+++ AVAILABLE RECORDS +++

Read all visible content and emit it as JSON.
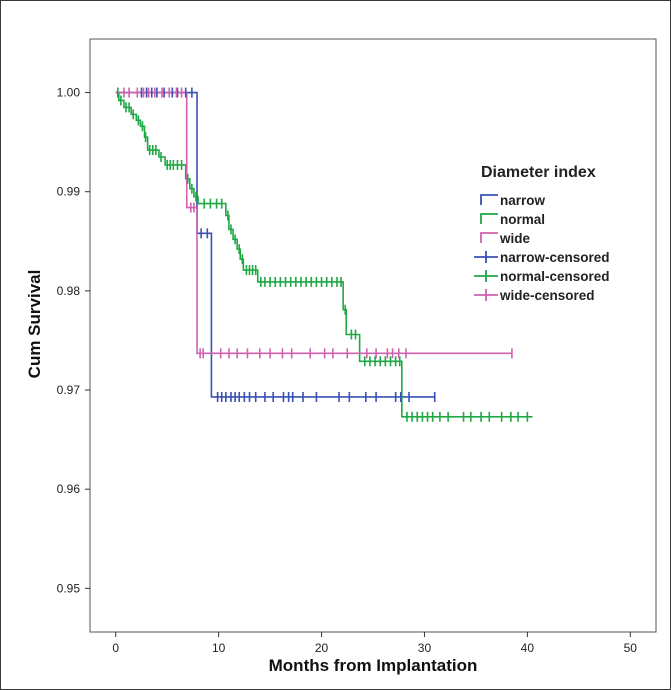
{
  "chart_data": {
    "type": "line",
    "xlabel": "Months from Implantation",
    "ylabel": "Cum Survival",
    "xlim": [
      -2.5,
      52.5
    ],
    "ylim": [
      0.9456,
      1.0054
    ],
    "x_ticks": [
      0,
      10,
      20,
      30,
      40,
      50
    ],
    "x_tick_labels": [
      "0",
      "10",
      "20",
      "30",
      "40",
      "50"
    ],
    "y_ticks": [
      0.95,
      0.96,
      0.97,
      0.98,
      0.99,
      1.0
    ],
    "y_tick_labels": [
      "0.95",
      "0.96",
      "0.97",
      "0.98",
      "0.99",
      "1.00"
    ],
    "grid": false,
    "legend": {
      "title": "Diameter index",
      "position": "right",
      "entries": [
        {
          "label": "narrow",
          "kind": "line",
          "color": "#3a50b4"
        },
        {
          "label": "normal",
          "kind": "line",
          "color": "#1fa844"
        },
        {
          "label": "wide",
          "kind": "line",
          "color": "#d062b0"
        },
        {
          "label": "narrow-censored",
          "kind": "censor",
          "color": "#3a50b4"
        },
        {
          "label": "normal-censored",
          "kind": "censor",
          "color": "#1fa844"
        },
        {
          "label": "wide-censored",
          "kind": "censor",
          "color": "#d062b0"
        }
      ]
    },
    "series": [
      {
        "name": "narrow",
        "color": "#3a50b4",
        "steps": [
          [
            0,
            1.0
          ],
          [
            7.9,
            0.9858
          ],
          [
            9.3,
            0.9693
          ],
          [
            31,
            0.9693
          ]
        ],
        "censored": [
          {
            "x": 2.5,
            "y": 1.0
          },
          {
            "x": 3.0,
            "y": 1.0
          },
          {
            "x": 3.5,
            "y": 1.0
          },
          {
            "x": 4.0,
            "y": 1.0
          },
          {
            "x": 4.7,
            "y": 1.0
          },
          {
            "x": 5.5,
            "y": 1.0
          },
          {
            "x": 6.0,
            "y": 1.0
          },
          {
            "x": 6.8,
            "y": 1.0
          },
          {
            "x": 7.4,
            "y": 1.0
          },
          {
            "x": 8.3,
            "y": 0.9858
          },
          {
            "x": 8.9,
            "y": 0.9858
          },
          {
            "x": 9.9,
            "y": 0.9693
          },
          {
            "x": 10.3,
            "y": 0.9693
          },
          {
            "x": 10.7,
            "y": 0.9693
          },
          {
            "x": 11.2,
            "y": 0.9693
          },
          {
            "x": 11.6,
            "y": 0.9693
          },
          {
            "x": 12.0,
            "y": 0.9693
          },
          {
            "x": 12.5,
            "y": 0.9693
          },
          {
            "x": 13.0,
            "y": 0.9693
          },
          {
            "x": 13.6,
            "y": 0.9693
          },
          {
            "x": 14.5,
            "y": 0.9693
          },
          {
            "x": 15.3,
            "y": 0.9693
          },
          {
            "x": 16.3,
            "y": 0.9693
          },
          {
            "x": 16.8,
            "y": 0.9693
          },
          {
            "x": 17.2,
            "y": 0.9693
          },
          {
            "x": 18.2,
            "y": 0.9693
          },
          {
            "x": 19.5,
            "y": 0.9693
          },
          {
            "x": 21.7,
            "y": 0.9693
          },
          {
            "x": 22.7,
            "y": 0.9693
          },
          {
            "x": 24.3,
            "y": 0.9693
          },
          {
            "x": 25.3,
            "y": 0.9693
          },
          {
            "x": 27.2,
            "y": 0.9693
          },
          {
            "x": 27.7,
            "y": 0.9693
          },
          {
            "x": 28.5,
            "y": 0.9693
          },
          {
            "x": 31.0,
            "y": 0.9693
          }
        ]
      },
      {
        "name": "normal",
        "color": "#1fa844",
        "steps": [
          [
            0,
            1.0
          ],
          [
            0.3,
            0.9992
          ],
          [
            0.8,
            0.9985
          ],
          [
            1.5,
            0.9978
          ],
          [
            2.0,
            0.9972
          ],
          [
            2.4,
            0.9966
          ],
          [
            2.8,
            0.9955
          ],
          [
            3.1,
            0.9942
          ],
          [
            4.2,
            0.9935
          ],
          [
            4.8,
            0.9927
          ],
          [
            6.8,
            0.9913
          ],
          [
            7.2,
            0.9903
          ],
          [
            7.6,
            0.9895
          ],
          [
            8.0,
            0.9888
          ],
          [
            10.7,
            0.9876
          ],
          [
            11.0,
            0.9862
          ],
          [
            11.4,
            0.9852
          ],
          [
            11.8,
            0.9842
          ],
          [
            12.1,
            0.9832
          ],
          [
            12.4,
            0.9821
          ],
          [
            13.8,
            0.9809
          ],
          [
            22.1,
            0.9781
          ],
          [
            22.4,
            0.9756
          ],
          [
            23.7,
            0.9729
          ],
          [
            27.8,
            0.9673
          ],
          [
            40.5,
            0.9673
          ]
        ],
        "censored": [
          {
            "x": 0.2,
            "y": 1.0
          },
          {
            "x": 0.5,
            "y": 0.9992
          },
          {
            "x": 1.0,
            "y": 0.9985
          },
          {
            "x": 1.3,
            "y": 0.9985
          },
          {
            "x": 1.7,
            "y": 0.9978
          },
          {
            "x": 2.2,
            "y": 0.9972
          },
          {
            "x": 2.6,
            "y": 0.9966
          },
          {
            "x": 2.9,
            "y": 0.9955
          },
          {
            "x": 3.3,
            "y": 0.9942
          },
          {
            "x": 3.6,
            "y": 0.9942
          },
          {
            "x": 3.9,
            "y": 0.9942
          },
          {
            "x": 4.4,
            "y": 0.9935
          },
          {
            "x": 5.0,
            "y": 0.9927
          },
          {
            "x": 5.3,
            "y": 0.9927
          },
          {
            "x": 5.6,
            "y": 0.9927
          },
          {
            "x": 6.0,
            "y": 0.9927
          },
          {
            "x": 6.4,
            "y": 0.9927
          },
          {
            "x": 7.0,
            "y": 0.9913
          },
          {
            "x": 7.4,
            "y": 0.9903
          },
          {
            "x": 7.8,
            "y": 0.9895
          },
          {
            "x": 8.6,
            "y": 0.9888
          },
          {
            "x": 9.2,
            "y": 0.9888
          },
          {
            "x": 9.8,
            "y": 0.9888
          },
          {
            "x": 10.3,
            "y": 0.9888
          },
          {
            "x": 10.9,
            "y": 0.9876
          },
          {
            "x": 11.2,
            "y": 0.9862
          },
          {
            "x": 11.6,
            "y": 0.9852
          },
          {
            "x": 12.0,
            "y": 0.9842
          },
          {
            "x": 12.3,
            "y": 0.9832
          },
          {
            "x": 12.7,
            "y": 0.9821
          },
          {
            "x": 13.0,
            "y": 0.9821
          },
          {
            "x": 13.3,
            "y": 0.9821
          },
          {
            "x": 13.6,
            "y": 0.9821
          },
          {
            "x": 14.1,
            "y": 0.9809
          },
          {
            "x": 14.5,
            "y": 0.9809
          },
          {
            "x": 15.0,
            "y": 0.9809
          },
          {
            "x": 15.5,
            "y": 0.9809
          },
          {
            "x": 16.0,
            "y": 0.9809
          },
          {
            "x": 16.5,
            "y": 0.9809
          },
          {
            "x": 17.0,
            "y": 0.9809
          },
          {
            "x": 17.5,
            "y": 0.9809
          },
          {
            "x": 18.0,
            "y": 0.9809
          },
          {
            "x": 18.5,
            "y": 0.9809
          },
          {
            "x": 19.0,
            "y": 0.9809
          },
          {
            "x": 19.5,
            "y": 0.9809
          },
          {
            "x": 20.0,
            "y": 0.9809
          },
          {
            "x": 20.5,
            "y": 0.9809
          },
          {
            "x": 21.0,
            "y": 0.9809
          },
          {
            "x": 21.5,
            "y": 0.9809
          },
          {
            "x": 21.9,
            "y": 0.9809
          },
          {
            "x": 22.3,
            "y": 0.9781
          },
          {
            "x": 22.9,
            "y": 0.9756
          },
          {
            "x": 23.3,
            "y": 0.9756
          },
          {
            "x": 24.2,
            "y": 0.9729
          },
          {
            "x": 24.7,
            "y": 0.9729
          },
          {
            "x": 25.2,
            "y": 0.9729
          },
          {
            "x": 25.7,
            "y": 0.9729
          },
          {
            "x": 26.2,
            "y": 0.9729
          },
          {
            "x": 26.7,
            "y": 0.9729
          },
          {
            "x": 27.2,
            "y": 0.9729
          },
          {
            "x": 27.6,
            "y": 0.9729
          },
          {
            "x": 28.3,
            "y": 0.9673
          },
          {
            "x": 28.8,
            "y": 0.9673
          },
          {
            "x": 29.3,
            "y": 0.9673
          },
          {
            "x": 29.8,
            "y": 0.9673
          },
          {
            "x": 30.3,
            "y": 0.9673
          },
          {
            "x": 30.8,
            "y": 0.9673
          },
          {
            "x": 31.5,
            "y": 0.9673
          },
          {
            "x": 32.3,
            "y": 0.9673
          },
          {
            "x": 33.8,
            "y": 0.9673
          },
          {
            "x": 34.5,
            "y": 0.9673
          },
          {
            "x": 35.5,
            "y": 0.9673
          },
          {
            "x": 36.3,
            "y": 0.9673
          },
          {
            "x": 37.5,
            "y": 0.9673
          },
          {
            "x": 38.4,
            "y": 0.9673
          },
          {
            "x": 39.1,
            "y": 0.9673
          },
          {
            "x": 40.0,
            "y": 0.9673
          }
        ]
      },
      {
        "name": "wide",
        "color": "#d062b0",
        "steps": [
          [
            0,
            1.0
          ],
          [
            6.9,
            0.9884
          ],
          [
            7.9,
            0.9737
          ],
          [
            38.5,
            0.9737
          ]
        ],
        "censored": [
          {
            "x": 0.8,
            "y": 1.0
          },
          {
            "x": 1.3,
            "y": 1.0
          },
          {
            "x": 2.1,
            "y": 1.0
          },
          {
            "x": 2.7,
            "y": 1.0
          },
          {
            "x": 3.2,
            "y": 1.0
          },
          {
            "x": 3.8,
            "y": 1.0
          },
          {
            "x": 4.5,
            "y": 1.0
          },
          {
            "x": 5.2,
            "y": 1.0
          },
          {
            "x": 5.9,
            "y": 1.0
          },
          {
            "x": 6.4,
            "y": 1.0
          },
          {
            "x": 7.3,
            "y": 0.9884
          },
          {
            "x": 7.6,
            "y": 0.9884
          },
          {
            "x": 8.2,
            "y": 0.9737
          },
          {
            "x": 8.5,
            "y": 0.9737
          },
          {
            "x": 10.2,
            "y": 0.9737
          },
          {
            "x": 11.0,
            "y": 0.9737
          },
          {
            "x": 11.8,
            "y": 0.9737
          },
          {
            "x": 12.8,
            "y": 0.9737
          },
          {
            "x": 14.0,
            "y": 0.9737
          },
          {
            "x": 15.0,
            "y": 0.9737
          },
          {
            "x": 16.2,
            "y": 0.9737
          },
          {
            "x": 17.1,
            "y": 0.9737
          },
          {
            "x": 18.9,
            "y": 0.9737
          },
          {
            "x": 20.3,
            "y": 0.9737
          },
          {
            "x": 21.1,
            "y": 0.9737
          },
          {
            "x": 22.5,
            "y": 0.9737
          },
          {
            "x": 24.4,
            "y": 0.9737
          },
          {
            "x": 25.3,
            "y": 0.9737
          },
          {
            "x": 26.4,
            "y": 0.9737
          },
          {
            "x": 26.9,
            "y": 0.9737
          },
          {
            "x": 27.5,
            "y": 0.9737
          },
          {
            "x": 28.2,
            "y": 0.9737
          },
          {
            "x": 38.5,
            "y": 0.9737
          }
        ]
      }
    ]
  }
}
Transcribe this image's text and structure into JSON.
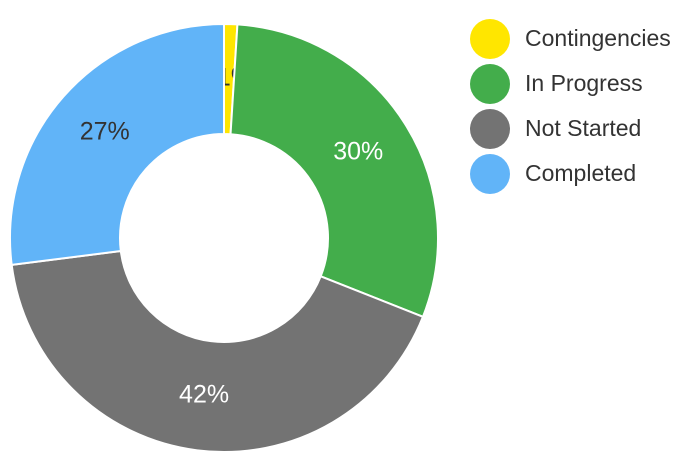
{
  "chart_data": {
    "type": "pie",
    "variant": "donut",
    "title": "",
    "legend_position": "right",
    "show_percent_labels": true,
    "slices": [
      {
        "name": "Contingencies",
        "value": 1,
        "label": "1%",
        "color": "#FFE600",
        "label_color": "#333333"
      },
      {
        "name": "In Progress",
        "value": 30,
        "label": "30%",
        "color": "#43AD4B",
        "label_color": "#FFFFFF"
      },
      {
        "name": "Not Started",
        "value": 42,
        "label": "42%",
        "color": "#737373",
        "label_color": "#FFFFFF"
      },
      {
        "name": "Completed",
        "value": 27,
        "label": "27%",
        "color": "#61B4F8",
        "label_color": "#333333"
      }
    ]
  }
}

+++

TASK
Every line from the one with "Transcribe this image's" through the last line of the material gets printed exactly, and nothing more. Omit the pictures.

RESPONSE TO THE EXERCISE
Transcribe this image's text and structure into JSON.
{
  "chart_data": {
    "type": "pie",
    "variant": "donut",
    "title": "",
    "legend_position": "right",
    "show_percent_labels": true,
    "slices": [
      {
        "name": "Contingencies",
        "value": 1,
        "label": "1%",
        "color": "#FFE600",
        "label_color": "#333333"
      },
      {
        "name": "In Progress",
        "value": 30,
        "label": "30%",
        "color": "#43AD4B",
        "label_color": "#FFFFFF"
      },
      {
        "name": "Not Started",
        "value": 42,
        "label": "42%",
        "color": "#737373",
        "label_color": "#FFFFFF"
      },
      {
        "name": "Completed",
        "value": 27,
        "label": "27%",
        "color": "#61B4F8",
        "label_color": "#333333"
      }
    ]
  }
}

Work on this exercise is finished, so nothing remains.